Work to be completed:
Collect every line below that contains the word "this".

--- begin ---

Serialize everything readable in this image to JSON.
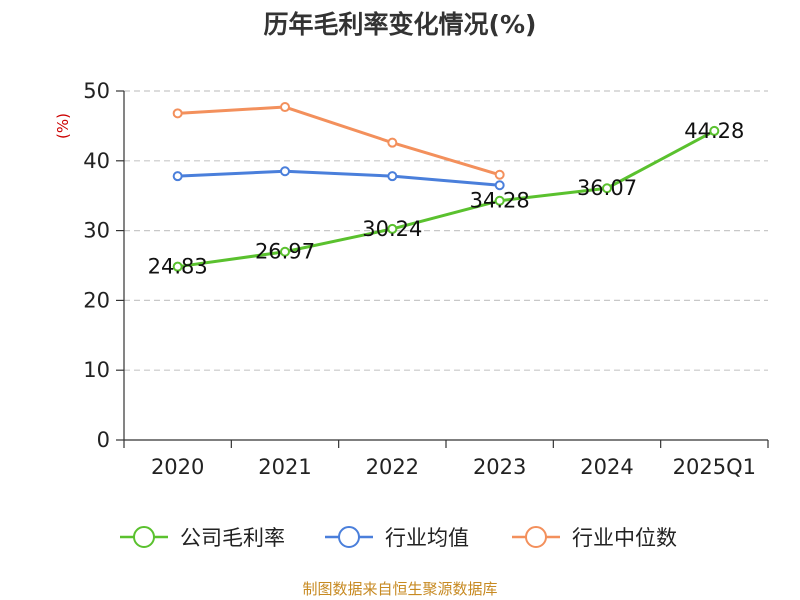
{
  "chart_data": {
    "type": "line",
    "title": "历年毛利率变化情况(%)",
    "ylabel": "(%)",
    "xlabel": "",
    "categories": [
      "2020",
      "2021",
      "2022",
      "2023",
      "2024",
      "2025Q1"
    ],
    "ylim": [
      0,
      50
    ],
    "yticks": [
      "0",
      "10",
      "20",
      "30",
      "40",
      "50"
    ],
    "grid": true,
    "legend_position": "bottom",
    "series": [
      {
        "name": "公司毛利率",
        "values": [
          24.83,
          26.97,
          30.24,
          34.28,
          36.07,
          44.28
        ],
        "labels": [
          "24.83",
          "26.97",
          "30.24",
          "34.28",
          "36.07",
          "44.28"
        ],
        "color": "#5ac12e"
      },
      {
        "name": "行业均值",
        "values": [
          37.8,
          38.5,
          37.8,
          36.5,
          null,
          null
        ],
        "color": "#4a7fdb"
      },
      {
        "name": "行业中位数",
        "values": [
          46.8,
          47.7,
          42.6,
          38.0,
          null,
          null
        ],
        "color": "#f3905c"
      }
    ],
    "source": "制图数据来自恒生聚源数据库",
    "colors": {
      "axis": "#333333",
      "grid": "#c8c8c8",
      "unit": "#cc0000",
      "source": "#c78a22"
    }
  }
}
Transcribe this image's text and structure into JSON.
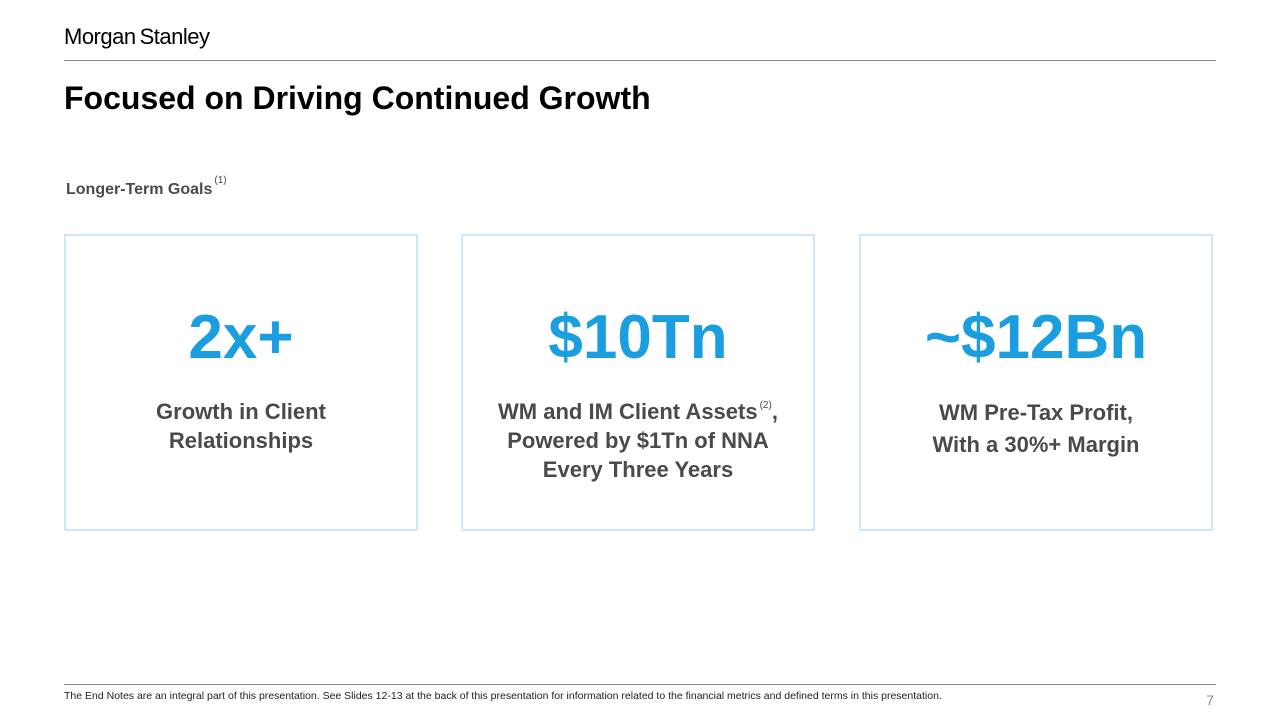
{
  "header": {
    "brand_word_1": "Morgan",
    "brand_word_2": "Stanley",
    "title": "Focused on Driving Continued Growth"
  },
  "section": {
    "label": "Longer-Term Goals",
    "footnote_ref": "(1)"
  },
  "cards": [
    {
      "metric": "2x+",
      "lines": [
        "Growth in Client",
        "Relationships"
      ]
    },
    {
      "metric": "$10Tn",
      "line1_text": "WM and IM Client Assets",
      "line1_ref": "(2)",
      "line1_suffix": ",",
      "lines_rest": [
        "Powered by $1Tn of NNA",
        "Every Three Years"
      ]
    },
    {
      "metric": "~$12Bn",
      "lines": [
        "WM Pre-Tax Profit,",
        "With a 30%+ Margin"
      ]
    }
  ],
  "footer": {
    "note": "The End Notes are an integral part of this presentation. See Slides 12-13 at the back of this presentation for information related to the financial metrics and defined terms in this presentation.",
    "page_number": "7"
  },
  "colors": {
    "accent_blue": "#1a9ee0",
    "card_border": "#cfe7f8",
    "body_text_gray": "#4a4a4a"
  }
}
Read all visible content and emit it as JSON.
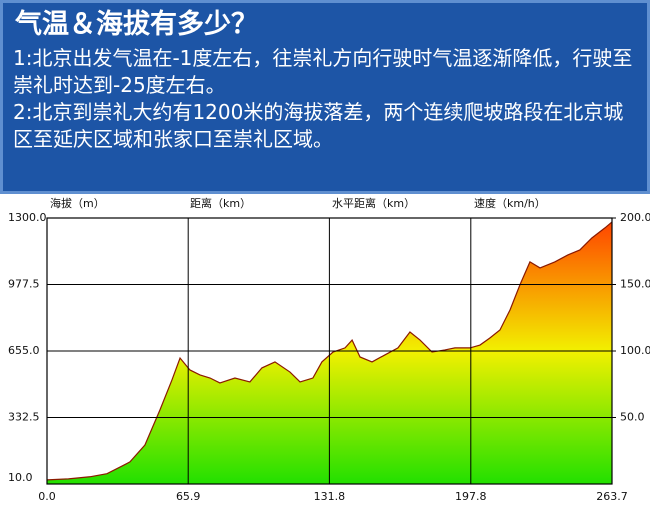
{
  "header": {
    "title": "气温＆海拔有多少？",
    "notes": [
      "1:北京出发气温在-1度左右，往崇礼方向行驶时气温逐渐降低，行驶至崇礼时达到-25度左右。",
      "2:北京到崇礼大约有1200米的海拔落差，两个连续爬坡路段在北京城区至延庆区域和张家口至崇礼区域。"
    ]
  },
  "chart_data": {
    "type": "area",
    "ylabel": "海拔（m）",
    "xlabel": "距离（km）",
    "x2label": "水平距离（km）",
    "y2label": "速度（km/h）",
    "x": [
      0,
      10,
      20,
      28,
      35,
      38.7,
      45.7,
      52.7,
      58.3,
      62.1,
      66.7,
      71.4,
      76.1,
      80.7,
      87.7,
      94.7,
      100.3,
      106.4,
      113.4,
      118.1,
      124.1,
      128.3,
      133.5,
      139.1,
      142.4,
      146.1,
      151.7,
      157.7,
      163.8,
      169.4,
      174.1,
      179.7,
      185.7,
      190.4,
      197.4,
      202.1,
      206.7,
      211.4,
      216.1,
      220.7,
      225.4,
      230.1,
      237.0,
      243.1,
      248.7,
      254.3,
      260.4,
      263.7
    ],
    "series": [
      {
        "values": [
          30,
          35,
          45,
          60,
          97,
          117,
          199,
          369,
          514,
          621,
          563,
          539,
          524,
          500,
          524,
          505,
          573,
          602,
          553,
          505,
          524,
          602,
          650,
          670,
          708,
          626,
          602,
          636,
          670,
          747,
          708,
          650,
          660,
          670,
          670,
          684,
          718,
          757,
          854,
          975,
          1087,
          1058,
          1087,
          1121,
          1145,
          1203,
          1252,
          1281
        ],
        "color": "#8b1a00",
        "gradient": [
          "#22e000",
          "#f2f000",
          "#ff4000"
        ]
      }
    ],
    "xlim": [
      0,
      263.7
    ],
    "xticks": [
      {
        "value": 0,
        "label": "0.0"
      },
      65.9,
      131.8,
      197.8,
      263.7
    ],
    "ylim": [
      10,
      1300
    ],
    "yticks": [
      {
        "value": 10,
        "label": "10.0"
      },
      332.5,
      {
        "value": 655,
        "label": "655.0"
      },
      977.5,
      {
        "value": 1300,
        "label": "1300.0"
      }
    ],
    "y2lim": [
      0,
      200
    ],
    "y2ticks": [
      {
        "value": 50,
        "label": "50.0"
      },
      {
        "value": 100,
        "label": "100.0"
      },
      {
        "value": 150,
        "label": "150.0"
      },
      {
        "value": 200,
        "label": "200.0"
      }
    ],
    "grid": true
  }
}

--- end ---

Expected answer:
Serialize everything readable in this image to JSON.
Transcribe this image's text and structure into JSON.
    "note": "The End Notes are an integral part of this presentation. See Slides 12-13 at the back of this presentation for information related to the financial metrics and defined terms in this presentation.",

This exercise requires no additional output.